Collected data
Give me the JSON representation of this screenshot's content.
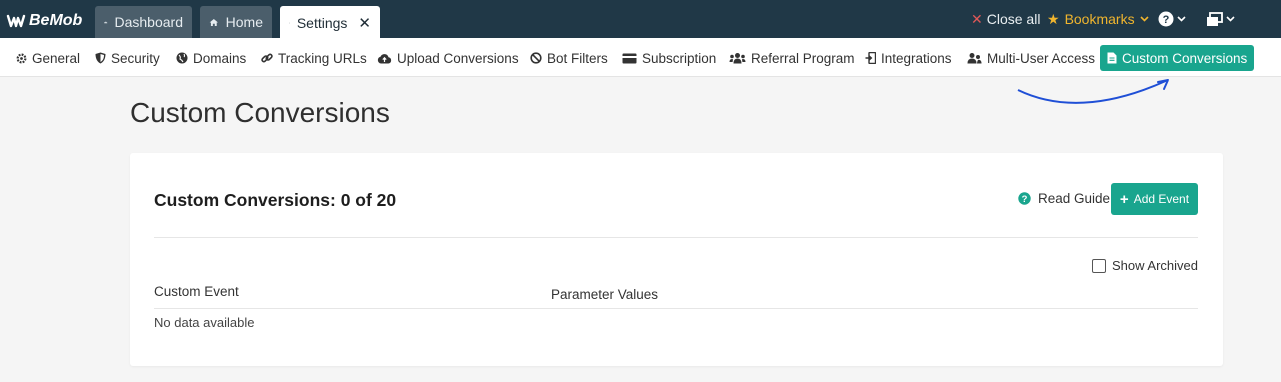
{
  "brand": {
    "logo_text": "BeMob"
  },
  "tabs": [
    {
      "label": "Dashboard",
      "icon": "dashboard-icon"
    },
    {
      "label": "Home",
      "icon": "home-icon"
    },
    {
      "label": "Settings",
      "icon": "gear-icon",
      "close": "✕"
    }
  ],
  "header_actions": {
    "close_all": "Close all",
    "bookmarks": "Bookmarks"
  },
  "settings_nav": [
    {
      "label": "General",
      "icon": "gear-icon"
    },
    {
      "label": "Security",
      "icon": "shield-icon"
    },
    {
      "label": "Domains",
      "icon": "globe-icon"
    },
    {
      "label": "Tracking URLs",
      "icon": "link-icon"
    },
    {
      "label": "Upload Conversions",
      "icon": "cloud-upload-icon"
    },
    {
      "label": "Bot Filters",
      "icon": "ban-icon"
    },
    {
      "label": "Subscription",
      "icon": "credit-card-icon"
    },
    {
      "label": "Referral Program",
      "icon": "users-icon"
    },
    {
      "label": "Integrations",
      "icon": "plug-icon"
    },
    {
      "label": "Multi-User Access",
      "icon": "user-group-icon"
    },
    {
      "label": "Custom Conversions",
      "icon": "file-icon",
      "active": true
    }
  ],
  "page": {
    "title": "Custom Conversions",
    "card_title": "Custom Conversions: 0 of 20",
    "read_guide": "Read Guide",
    "add_event": "Add Event",
    "show_archived": "Show Archived",
    "columns": [
      "Custom Event",
      "Parameter Values"
    ],
    "empty_text": "No data available"
  },
  "colors": {
    "topbar": "#203847",
    "accent": "#19a58e",
    "bookmarks": "#f0b52e",
    "close_x": "#e05858",
    "annotation_arrow": "#1f4fd6"
  }
}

_EXERCISE_
Reproduce the records above exactly, leaving out every picture they contain.

_RESPONSE TO THIS EXERCISE_
Give me the JSON representation of this screenshot's content.
{
  "brand": {
    "logo_text": "BeMob"
  },
  "tabs": [
    {
      "label": "Dashboard",
      "icon": "dashboard-icon"
    },
    {
      "label": "Home",
      "icon": "home-icon"
    },
    {
      "label": "Settings",
      "icon": "gear-icon",
      "close": "✕"
    }
  ],
  "header_actions": {
    "close_all": "Close all",
    "bookmarks": "Bookmarks"
  },
  "settings_nav": [
    {
      "label": "General",
      "icon": "gear-icon"
    },
    {
      "label": "Security",
      "icon": "shield-icon"
    },
    {
      "label": "Domains",
      "icon": "globe-icon"
    },
    {
      "label": "Tracking URLs",
      "icon": "link-icon"
    },
    {
      "label": "Upload Conversions",
      "icon": "cloud-upload-icon"
    },
    {
      "label": "Bot Filters",
      "icon": "ban-icon"
    },
    {
      "label": "Subscription",
      "icon": "credit-card-icon"
    },
    {
      "label": "Referral Program",
      "icon": "users-icon"
    },
    {
      "label": "Integrations",
      "icon": "plug-icon"
    },
    {
      "label": "Multi-User Access",
      "icon": "user-group-icon"
    },
    {
      "label": "Custom Conversions",
      "icon": "file-icon",
      "active": true
    }
  ],
  "page": {
    "title": "Custom Conversions",
    "card_title": "Custom Conversions: 0 of 20",
    "read_guide": "Read Guide",
    "add_event": "Add Event",
    "show_archived": "Show Archived",
    "columns": [
      "Custom Event",
      "Parameter Values"
    ],
    "empty_text": "No data available"
  },
  "colors": {
    "topbar": "#203847",
    "accent": "#19a58e",
    "bookmarks": "#f0b52e",
    "close_x": "#e05858",
    "annotation_arrow": "#1f4fd6"
  }
}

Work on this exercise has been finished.